Teks Halaman:
Kemudian betapa mirisnya ketika pendapat-pendapat konyol yang tanpa landasan mengenai perempuan berhijab terobral dengan sangat pesatnya. Seperti halnya pandangan kepada perempuan berhijab sudah harus baik akhlaknya, atau perbaiki akhlak dulu, baru berhijab. Atau bahkan ada yang berpendapat sangat dangkal bahwa dirinya belum mampu menutupi seluruh auratnya lantaran hidayah belum berpihak padanya.

Padahal sesungguhnya, persoalan akhlak merupakan tanggung jawab mutlak seorang makhluk kepada khaliknya, dan seperti yang kita ketahui bahwa akhlak dan sifat manusia berbeda-beda. Ada yang baik dan ada pula yang buruk. Sedangkan berhijab merupakan suatu kewajiban bagi setiap muslimah. Kemudian bagaimana bisa hidayah datang dengan sendirinya tanpa kita membuka pintu hati, mengejar dan mempersiapkan diri? Karena cahaya matahari tidak akan mungkin masuk kedalam rumah yang pintu dan jendelanya tertutup rapat.

Lalu bukankah segala perilaku dan tindakan kita akan terkontrol otomatis dengan pakaian yang kita kenakan, atau dengan hijab yang kita kibarkan? Dan bukankah dengan berhijab, nada bicara dan kalimat yang kita gunakan akan lebih santun, dan diri akan lebih selektif dalam berperilaku dan bertindak. Itu semua berkat rasa malu yang memang semestinya tertanam dalam diri seorang perempuan. Dengan berhijab berarti sudah ada rasa malu dalam dirinya.

Seperti suatu ketika Ummu Salamah (istri nabi) mendengar sabda suaminya bahwa Allah tidak akan memandang seorang perempuan dihari kiamat yang kain penutup tubuhnya menyeret lantai karena sombong. Kemudian Ummu bertanya, apa yang harus diperbuat seorang perempuan terhadap ujung kainnya? Rasul menjawab, “Hendaknya mereka menjulurkannya sejengkal.” Lalu Ummu bertanya lagi, jika seperti itu bagaimana dengan mata kakinya yang kelihatan? Nabi pun menjawab, “Maka hendaklah mereka menjulurkannya sehasta dan tidak boleh lebih.”

Alangkah baiknya Ummu Salamah yang sedemikian menjaga kehormatan dan rasa malunya, dengan merasa tidak pantas jika mata kakinya terlihat oleh selain muhrimnya, dan memilih mengekorkan kainnya ke belakang agar kaum lelaki yang bukan muhrimnya tidak dapat melihat sesuatupun dari bagian tubuhnya. Sangat berbeda dengan wanita masa kini yang justru mengangkat tinggi-tinggi roknya sesuai selera mereka yang entah alasannya apa? Namun jelas mengundang bencana.

Dalam hal ini yang dimaksud dengan berhijab ialah menutup aurat bagi seorang muslimah sesuai ketentuan yang sudah sangat jelas dalam Al-qur’an. Bukan membungkus tubuh dari ujung kepala hingga ujung kaki, namun tetap mempertontonkan keseksian dengan pakaian yang transparan dan super ketat.

Baris yang Disediakan:
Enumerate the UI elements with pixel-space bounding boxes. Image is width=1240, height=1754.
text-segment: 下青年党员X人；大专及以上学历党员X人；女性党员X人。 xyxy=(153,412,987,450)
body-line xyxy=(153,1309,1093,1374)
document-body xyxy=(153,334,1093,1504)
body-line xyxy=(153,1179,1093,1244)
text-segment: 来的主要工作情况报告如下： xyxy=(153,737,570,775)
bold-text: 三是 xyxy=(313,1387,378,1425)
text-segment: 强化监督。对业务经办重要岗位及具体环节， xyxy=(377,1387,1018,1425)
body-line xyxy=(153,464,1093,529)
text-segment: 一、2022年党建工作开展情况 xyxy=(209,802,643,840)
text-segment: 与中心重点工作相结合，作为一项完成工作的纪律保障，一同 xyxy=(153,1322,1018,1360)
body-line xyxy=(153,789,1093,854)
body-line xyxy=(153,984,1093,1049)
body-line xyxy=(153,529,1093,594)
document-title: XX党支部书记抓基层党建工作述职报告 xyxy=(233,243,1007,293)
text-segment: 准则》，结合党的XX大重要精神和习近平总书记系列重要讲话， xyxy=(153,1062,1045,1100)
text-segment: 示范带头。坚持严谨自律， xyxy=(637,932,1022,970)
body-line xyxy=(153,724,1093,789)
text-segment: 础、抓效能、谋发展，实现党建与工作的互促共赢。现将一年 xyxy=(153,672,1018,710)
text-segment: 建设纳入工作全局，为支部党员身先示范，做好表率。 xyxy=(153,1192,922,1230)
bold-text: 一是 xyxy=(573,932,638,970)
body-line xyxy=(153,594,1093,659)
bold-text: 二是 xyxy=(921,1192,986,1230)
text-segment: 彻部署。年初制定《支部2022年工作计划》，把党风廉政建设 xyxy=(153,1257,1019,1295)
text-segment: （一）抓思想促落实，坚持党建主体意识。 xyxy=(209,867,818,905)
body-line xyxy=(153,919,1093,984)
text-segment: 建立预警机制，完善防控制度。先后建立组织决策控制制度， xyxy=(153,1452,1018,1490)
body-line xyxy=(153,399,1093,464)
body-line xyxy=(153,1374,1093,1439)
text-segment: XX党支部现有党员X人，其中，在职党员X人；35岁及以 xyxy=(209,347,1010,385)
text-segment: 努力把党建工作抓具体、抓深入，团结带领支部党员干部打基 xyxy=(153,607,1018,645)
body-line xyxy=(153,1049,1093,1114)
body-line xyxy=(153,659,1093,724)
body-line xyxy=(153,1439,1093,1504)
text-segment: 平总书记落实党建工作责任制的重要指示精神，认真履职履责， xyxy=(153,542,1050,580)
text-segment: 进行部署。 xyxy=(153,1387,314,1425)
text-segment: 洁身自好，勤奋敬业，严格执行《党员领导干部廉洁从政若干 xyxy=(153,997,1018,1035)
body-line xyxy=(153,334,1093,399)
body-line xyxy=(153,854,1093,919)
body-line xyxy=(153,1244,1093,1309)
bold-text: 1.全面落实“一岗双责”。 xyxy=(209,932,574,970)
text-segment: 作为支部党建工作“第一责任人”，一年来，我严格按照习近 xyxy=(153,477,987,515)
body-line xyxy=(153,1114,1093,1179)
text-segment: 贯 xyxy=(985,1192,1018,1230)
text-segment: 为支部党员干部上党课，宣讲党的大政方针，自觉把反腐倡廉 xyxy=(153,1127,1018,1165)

Rumusan Soal: Menurut teks halaman, mengapa Ummu Salamah memilih mengekorkan kainnya ke belakang? Jawab dalam satu sampai tiga kalimat.

Kolom Jawaban: Ummu Salamah sangat menjaga kehormatan dan rasa malunya, sehingga ia merasa tidak pantas jika mata kakinya terlihat oleh selain muhrimnya. Karena itu ia mengekorkan kainnya ke belakang agar kaum lelaki yang bukan muhrimnya tidak dapat melihat sesuatu pun dari bagian tubuhnya.